Given request:
Return the material word for word, starting at its first line and ending after the line that contains "- band-dashed-17: [154, 232, 595, 276]".
# Start of Available data
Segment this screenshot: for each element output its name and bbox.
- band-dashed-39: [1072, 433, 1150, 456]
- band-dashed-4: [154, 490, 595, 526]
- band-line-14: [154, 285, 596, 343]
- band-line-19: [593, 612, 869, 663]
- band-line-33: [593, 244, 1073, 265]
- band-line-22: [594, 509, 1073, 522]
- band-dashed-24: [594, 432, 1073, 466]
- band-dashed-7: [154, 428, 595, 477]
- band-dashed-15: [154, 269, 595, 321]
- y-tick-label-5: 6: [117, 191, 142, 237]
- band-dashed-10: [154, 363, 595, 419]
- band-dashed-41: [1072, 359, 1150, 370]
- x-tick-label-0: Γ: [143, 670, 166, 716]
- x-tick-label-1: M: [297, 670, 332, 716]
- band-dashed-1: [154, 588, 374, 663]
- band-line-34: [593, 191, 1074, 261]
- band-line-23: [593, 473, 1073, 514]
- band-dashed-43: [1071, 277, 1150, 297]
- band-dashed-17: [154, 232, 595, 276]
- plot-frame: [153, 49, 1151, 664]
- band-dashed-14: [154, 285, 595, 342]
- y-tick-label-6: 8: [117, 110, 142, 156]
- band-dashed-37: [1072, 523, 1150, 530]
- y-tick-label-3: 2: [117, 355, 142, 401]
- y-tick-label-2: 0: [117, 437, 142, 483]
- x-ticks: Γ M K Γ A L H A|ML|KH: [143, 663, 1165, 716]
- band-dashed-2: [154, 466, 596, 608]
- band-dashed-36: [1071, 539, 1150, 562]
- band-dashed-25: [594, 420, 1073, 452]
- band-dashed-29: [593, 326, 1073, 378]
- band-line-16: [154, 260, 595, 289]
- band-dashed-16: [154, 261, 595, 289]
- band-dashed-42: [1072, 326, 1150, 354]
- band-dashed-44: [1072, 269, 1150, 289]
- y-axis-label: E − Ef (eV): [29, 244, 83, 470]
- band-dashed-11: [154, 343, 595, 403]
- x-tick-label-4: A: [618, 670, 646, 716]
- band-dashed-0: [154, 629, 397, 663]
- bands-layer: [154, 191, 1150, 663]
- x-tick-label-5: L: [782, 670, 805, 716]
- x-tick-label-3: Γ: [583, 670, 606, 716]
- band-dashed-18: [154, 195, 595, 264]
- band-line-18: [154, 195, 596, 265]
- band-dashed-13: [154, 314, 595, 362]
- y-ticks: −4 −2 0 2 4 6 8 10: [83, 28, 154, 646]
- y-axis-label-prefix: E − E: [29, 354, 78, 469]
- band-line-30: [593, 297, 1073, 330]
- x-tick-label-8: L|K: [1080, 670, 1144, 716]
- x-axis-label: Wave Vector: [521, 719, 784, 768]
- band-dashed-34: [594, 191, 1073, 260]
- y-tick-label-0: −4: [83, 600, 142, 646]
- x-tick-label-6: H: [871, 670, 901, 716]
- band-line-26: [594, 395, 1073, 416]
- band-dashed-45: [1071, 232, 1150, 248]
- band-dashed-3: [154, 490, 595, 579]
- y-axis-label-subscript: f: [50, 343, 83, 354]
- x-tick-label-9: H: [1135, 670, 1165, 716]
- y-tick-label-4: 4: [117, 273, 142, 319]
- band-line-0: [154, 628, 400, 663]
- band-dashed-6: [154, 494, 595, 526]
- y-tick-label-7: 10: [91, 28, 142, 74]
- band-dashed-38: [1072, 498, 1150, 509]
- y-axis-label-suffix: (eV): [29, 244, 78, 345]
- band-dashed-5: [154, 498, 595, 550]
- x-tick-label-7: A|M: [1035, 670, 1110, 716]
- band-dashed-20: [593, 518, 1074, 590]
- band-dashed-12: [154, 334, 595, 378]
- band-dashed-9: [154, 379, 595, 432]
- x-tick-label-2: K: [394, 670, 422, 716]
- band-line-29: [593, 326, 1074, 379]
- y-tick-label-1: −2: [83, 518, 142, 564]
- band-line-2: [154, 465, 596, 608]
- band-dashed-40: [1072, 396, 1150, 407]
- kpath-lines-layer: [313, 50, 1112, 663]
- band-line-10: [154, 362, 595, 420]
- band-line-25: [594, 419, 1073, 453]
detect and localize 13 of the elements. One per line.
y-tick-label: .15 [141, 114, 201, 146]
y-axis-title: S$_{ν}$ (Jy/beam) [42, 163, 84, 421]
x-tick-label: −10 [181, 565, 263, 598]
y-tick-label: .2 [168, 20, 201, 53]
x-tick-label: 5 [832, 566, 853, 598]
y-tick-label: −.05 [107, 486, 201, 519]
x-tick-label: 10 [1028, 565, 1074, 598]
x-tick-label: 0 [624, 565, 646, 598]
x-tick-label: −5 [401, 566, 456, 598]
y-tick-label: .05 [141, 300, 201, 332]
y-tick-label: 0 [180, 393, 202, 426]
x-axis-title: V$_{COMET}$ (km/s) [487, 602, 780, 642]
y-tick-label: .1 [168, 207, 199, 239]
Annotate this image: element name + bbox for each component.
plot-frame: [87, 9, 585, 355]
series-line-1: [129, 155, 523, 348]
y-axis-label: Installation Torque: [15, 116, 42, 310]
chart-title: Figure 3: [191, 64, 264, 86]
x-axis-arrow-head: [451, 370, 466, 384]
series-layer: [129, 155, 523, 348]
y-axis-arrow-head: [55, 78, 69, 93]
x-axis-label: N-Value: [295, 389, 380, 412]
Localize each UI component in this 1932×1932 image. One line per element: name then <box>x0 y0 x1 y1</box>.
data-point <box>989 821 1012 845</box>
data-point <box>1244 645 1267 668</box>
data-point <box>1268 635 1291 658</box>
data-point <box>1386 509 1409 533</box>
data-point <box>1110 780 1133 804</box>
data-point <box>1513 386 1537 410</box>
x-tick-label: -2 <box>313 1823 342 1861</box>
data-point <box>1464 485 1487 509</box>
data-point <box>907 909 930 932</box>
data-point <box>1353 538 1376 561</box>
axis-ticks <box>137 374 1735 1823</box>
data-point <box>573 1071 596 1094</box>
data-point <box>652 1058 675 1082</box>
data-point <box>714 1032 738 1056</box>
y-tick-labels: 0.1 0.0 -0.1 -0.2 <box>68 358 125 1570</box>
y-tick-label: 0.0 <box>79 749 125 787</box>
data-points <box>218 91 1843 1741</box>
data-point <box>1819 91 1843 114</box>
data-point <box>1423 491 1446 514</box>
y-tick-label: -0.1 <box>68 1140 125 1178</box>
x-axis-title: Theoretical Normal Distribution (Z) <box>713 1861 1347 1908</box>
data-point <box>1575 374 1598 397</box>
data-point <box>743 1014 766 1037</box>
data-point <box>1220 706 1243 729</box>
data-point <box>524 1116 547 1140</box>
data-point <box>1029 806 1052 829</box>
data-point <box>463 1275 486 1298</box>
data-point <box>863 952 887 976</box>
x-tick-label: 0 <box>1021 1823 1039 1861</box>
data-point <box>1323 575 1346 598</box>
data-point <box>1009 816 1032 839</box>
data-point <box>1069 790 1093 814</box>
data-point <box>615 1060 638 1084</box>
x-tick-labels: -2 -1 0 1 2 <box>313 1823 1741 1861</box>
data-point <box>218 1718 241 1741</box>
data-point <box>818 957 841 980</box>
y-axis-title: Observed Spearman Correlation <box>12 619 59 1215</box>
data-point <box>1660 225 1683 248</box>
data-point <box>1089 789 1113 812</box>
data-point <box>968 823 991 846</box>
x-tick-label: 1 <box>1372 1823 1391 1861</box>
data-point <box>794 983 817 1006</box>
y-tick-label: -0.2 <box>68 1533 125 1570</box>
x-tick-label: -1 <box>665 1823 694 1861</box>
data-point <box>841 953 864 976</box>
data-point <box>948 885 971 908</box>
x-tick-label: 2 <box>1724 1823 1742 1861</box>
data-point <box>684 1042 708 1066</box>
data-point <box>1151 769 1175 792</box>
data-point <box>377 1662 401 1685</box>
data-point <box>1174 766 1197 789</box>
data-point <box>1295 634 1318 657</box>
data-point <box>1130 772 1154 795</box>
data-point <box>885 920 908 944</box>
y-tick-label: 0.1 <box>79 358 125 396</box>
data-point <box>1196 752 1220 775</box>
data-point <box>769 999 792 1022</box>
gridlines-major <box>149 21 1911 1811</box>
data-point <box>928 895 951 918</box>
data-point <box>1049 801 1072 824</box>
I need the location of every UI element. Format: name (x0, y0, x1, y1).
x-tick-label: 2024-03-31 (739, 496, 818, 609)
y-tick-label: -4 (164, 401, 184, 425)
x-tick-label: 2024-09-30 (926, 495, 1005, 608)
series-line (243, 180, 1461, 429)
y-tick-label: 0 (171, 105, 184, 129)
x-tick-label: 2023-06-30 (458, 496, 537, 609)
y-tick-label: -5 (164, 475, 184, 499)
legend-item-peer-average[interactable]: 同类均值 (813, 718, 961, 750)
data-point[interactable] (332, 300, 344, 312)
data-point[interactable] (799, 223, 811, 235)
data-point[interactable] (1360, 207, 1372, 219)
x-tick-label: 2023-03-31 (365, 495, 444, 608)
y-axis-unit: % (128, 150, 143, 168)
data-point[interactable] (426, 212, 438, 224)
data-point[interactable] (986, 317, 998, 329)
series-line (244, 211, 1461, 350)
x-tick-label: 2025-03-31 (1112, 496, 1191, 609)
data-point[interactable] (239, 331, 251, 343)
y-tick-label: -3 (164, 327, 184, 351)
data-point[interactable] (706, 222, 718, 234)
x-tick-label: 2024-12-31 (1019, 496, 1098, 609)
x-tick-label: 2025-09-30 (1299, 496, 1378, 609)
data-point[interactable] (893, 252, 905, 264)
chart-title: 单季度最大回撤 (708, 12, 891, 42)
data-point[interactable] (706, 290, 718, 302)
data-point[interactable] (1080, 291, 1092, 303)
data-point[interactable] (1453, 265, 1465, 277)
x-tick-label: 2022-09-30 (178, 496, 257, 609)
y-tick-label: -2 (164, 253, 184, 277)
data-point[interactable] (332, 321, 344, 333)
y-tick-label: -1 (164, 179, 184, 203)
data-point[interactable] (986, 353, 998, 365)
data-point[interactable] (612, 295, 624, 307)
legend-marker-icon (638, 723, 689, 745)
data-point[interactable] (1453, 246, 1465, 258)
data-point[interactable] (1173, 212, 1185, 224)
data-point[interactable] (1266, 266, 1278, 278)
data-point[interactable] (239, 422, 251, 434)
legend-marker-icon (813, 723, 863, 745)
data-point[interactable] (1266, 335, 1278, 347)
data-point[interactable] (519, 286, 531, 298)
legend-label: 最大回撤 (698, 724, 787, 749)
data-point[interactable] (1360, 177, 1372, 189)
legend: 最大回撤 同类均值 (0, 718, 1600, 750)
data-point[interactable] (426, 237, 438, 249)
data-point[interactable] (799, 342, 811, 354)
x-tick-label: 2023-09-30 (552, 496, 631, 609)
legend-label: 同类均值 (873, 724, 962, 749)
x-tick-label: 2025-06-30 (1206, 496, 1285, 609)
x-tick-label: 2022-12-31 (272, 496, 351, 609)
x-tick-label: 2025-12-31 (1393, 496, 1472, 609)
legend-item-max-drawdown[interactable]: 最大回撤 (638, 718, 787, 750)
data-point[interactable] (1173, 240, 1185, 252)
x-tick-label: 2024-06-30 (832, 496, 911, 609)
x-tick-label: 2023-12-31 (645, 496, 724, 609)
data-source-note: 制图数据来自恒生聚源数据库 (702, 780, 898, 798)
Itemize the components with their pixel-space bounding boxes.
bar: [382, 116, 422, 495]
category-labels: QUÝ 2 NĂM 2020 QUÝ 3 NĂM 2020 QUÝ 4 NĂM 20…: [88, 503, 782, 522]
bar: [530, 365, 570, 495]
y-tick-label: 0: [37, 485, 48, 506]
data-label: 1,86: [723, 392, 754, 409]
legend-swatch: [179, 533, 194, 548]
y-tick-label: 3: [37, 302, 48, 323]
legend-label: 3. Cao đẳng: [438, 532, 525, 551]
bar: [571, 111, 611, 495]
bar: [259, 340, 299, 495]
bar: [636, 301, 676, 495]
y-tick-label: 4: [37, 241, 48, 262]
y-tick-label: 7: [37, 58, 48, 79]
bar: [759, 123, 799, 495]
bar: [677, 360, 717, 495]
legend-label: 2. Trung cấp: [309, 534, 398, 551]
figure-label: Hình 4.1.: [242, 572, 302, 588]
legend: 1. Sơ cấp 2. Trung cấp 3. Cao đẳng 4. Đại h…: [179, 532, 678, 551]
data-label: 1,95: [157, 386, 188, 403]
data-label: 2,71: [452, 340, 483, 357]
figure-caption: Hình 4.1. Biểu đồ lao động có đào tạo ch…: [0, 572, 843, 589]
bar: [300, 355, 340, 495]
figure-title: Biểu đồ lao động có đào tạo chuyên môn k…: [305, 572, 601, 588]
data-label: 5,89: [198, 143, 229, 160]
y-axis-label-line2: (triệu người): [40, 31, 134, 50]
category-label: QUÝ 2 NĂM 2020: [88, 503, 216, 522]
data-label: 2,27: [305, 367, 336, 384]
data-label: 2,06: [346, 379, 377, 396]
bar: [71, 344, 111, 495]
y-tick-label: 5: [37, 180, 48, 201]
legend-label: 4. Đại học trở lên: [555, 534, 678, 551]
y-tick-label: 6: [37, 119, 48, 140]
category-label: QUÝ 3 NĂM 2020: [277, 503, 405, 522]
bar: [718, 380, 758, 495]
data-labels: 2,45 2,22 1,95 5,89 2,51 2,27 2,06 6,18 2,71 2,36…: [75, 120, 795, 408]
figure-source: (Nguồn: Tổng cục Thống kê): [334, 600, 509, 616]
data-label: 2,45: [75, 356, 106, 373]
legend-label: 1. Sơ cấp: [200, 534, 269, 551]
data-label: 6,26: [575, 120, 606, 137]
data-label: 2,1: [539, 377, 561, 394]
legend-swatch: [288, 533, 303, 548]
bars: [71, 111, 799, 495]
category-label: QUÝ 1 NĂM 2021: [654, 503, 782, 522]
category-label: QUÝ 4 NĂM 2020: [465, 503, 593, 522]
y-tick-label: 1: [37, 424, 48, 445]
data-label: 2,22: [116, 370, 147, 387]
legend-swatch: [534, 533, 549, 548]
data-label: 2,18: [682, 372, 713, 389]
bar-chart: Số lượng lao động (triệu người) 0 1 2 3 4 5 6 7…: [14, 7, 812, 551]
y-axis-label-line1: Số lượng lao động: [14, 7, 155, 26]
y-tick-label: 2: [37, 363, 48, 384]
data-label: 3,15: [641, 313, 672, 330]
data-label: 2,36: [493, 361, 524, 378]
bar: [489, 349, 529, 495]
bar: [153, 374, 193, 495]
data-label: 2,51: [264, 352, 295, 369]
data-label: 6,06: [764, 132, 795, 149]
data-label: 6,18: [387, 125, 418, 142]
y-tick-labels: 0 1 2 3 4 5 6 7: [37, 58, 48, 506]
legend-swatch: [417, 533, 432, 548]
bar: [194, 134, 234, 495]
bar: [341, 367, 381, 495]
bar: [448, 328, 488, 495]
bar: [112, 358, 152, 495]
# End of Available data
Response:
Segment this screenshot: for each element output its name and bbox.
- band-dashed-39: [1072, 433, 1150, 456]
- band-dashed-4: [154, 490, 595, 526]
- band-line-14: [154, 285, 596, 343]
- band-line-19: [593, 612, 869, 663]
- band-line-33: [593, 244, 1073, 265]
- band-line-22: [594, 509, 1073, 522]
- band-dashed-24: [594, 432, 1073, 466]
- band-dashed-7: [154, 428, 595, 477]
- band-dashed-15: [154, 269, 595, 321]
- y-tick-label-5: 6: [117, 191, 142, 237]
- band-dashed-10: [154, 363, 595, 419]
- band-dashed-41: [1072, 359, 1150, 370]
- x-tick-label-0: Γ: [143, 670, 166, 716]
- x-tick-label-1: M: [297, 670, 332, 716]
- band-dashed-1: [154, 588, 374, 663]
- band-line-34: [593, 191, 1074, 261]
- band-line-23: [593, 473, 1073, 514]
- band-dashed-43: [1071, 277, 1150, 297]
- band-dashed-17: [154, 232, 595, 276]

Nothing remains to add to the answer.